### Problem to work on
Search the listing below for the string "Normal" and show each line that contains it.

— Start of Data for processing —

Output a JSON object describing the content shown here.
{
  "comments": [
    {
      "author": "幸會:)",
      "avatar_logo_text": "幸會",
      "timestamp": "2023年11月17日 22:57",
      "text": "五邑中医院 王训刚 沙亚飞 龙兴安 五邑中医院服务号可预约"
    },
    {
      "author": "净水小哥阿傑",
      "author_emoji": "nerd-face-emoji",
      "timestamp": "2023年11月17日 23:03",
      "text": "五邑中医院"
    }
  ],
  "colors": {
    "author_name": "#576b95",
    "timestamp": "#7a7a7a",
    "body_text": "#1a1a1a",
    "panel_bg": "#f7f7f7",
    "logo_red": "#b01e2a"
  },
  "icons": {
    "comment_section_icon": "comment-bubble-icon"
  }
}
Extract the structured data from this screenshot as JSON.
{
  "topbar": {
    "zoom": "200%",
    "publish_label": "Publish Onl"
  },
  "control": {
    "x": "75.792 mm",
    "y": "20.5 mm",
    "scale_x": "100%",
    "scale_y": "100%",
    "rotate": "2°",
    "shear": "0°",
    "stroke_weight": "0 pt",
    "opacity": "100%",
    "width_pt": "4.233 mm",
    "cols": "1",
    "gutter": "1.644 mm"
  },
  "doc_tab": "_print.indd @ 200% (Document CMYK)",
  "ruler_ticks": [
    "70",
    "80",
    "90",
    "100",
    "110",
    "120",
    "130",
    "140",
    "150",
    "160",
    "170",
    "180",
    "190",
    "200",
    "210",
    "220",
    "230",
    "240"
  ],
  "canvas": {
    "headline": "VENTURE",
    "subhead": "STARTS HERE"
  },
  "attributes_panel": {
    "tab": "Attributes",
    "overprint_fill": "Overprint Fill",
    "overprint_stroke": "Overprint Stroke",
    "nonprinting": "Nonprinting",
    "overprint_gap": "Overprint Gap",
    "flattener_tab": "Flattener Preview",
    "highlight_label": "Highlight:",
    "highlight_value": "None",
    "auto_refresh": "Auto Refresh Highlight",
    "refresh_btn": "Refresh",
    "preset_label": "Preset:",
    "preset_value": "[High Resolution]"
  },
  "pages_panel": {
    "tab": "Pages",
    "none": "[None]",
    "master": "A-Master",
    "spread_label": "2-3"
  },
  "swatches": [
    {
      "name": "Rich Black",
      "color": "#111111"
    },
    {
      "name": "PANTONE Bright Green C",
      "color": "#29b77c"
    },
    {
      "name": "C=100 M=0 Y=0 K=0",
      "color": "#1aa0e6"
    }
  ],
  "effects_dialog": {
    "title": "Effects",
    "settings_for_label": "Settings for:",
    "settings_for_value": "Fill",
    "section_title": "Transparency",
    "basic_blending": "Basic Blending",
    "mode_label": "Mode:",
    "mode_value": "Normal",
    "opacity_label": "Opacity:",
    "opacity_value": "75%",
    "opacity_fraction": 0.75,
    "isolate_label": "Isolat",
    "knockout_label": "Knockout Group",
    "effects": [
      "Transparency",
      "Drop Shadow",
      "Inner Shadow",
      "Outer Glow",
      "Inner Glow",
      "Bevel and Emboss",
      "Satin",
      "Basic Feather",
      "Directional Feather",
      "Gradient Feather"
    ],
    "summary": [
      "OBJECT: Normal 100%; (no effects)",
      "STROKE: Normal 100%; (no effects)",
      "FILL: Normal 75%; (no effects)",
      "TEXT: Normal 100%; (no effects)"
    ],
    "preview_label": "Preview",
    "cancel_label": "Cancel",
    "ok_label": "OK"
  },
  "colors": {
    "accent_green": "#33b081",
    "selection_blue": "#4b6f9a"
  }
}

— End of Data for processing —

### Complete output
    "mode_value": "Normal",
      "OBJECT: Normal 100%; (no effects)",
      "STROKE: Normal 100%; (no effects)",
      "FILL: Normal 75%; (no effects)",
      "TEXT: Normal 100%; (no effects)"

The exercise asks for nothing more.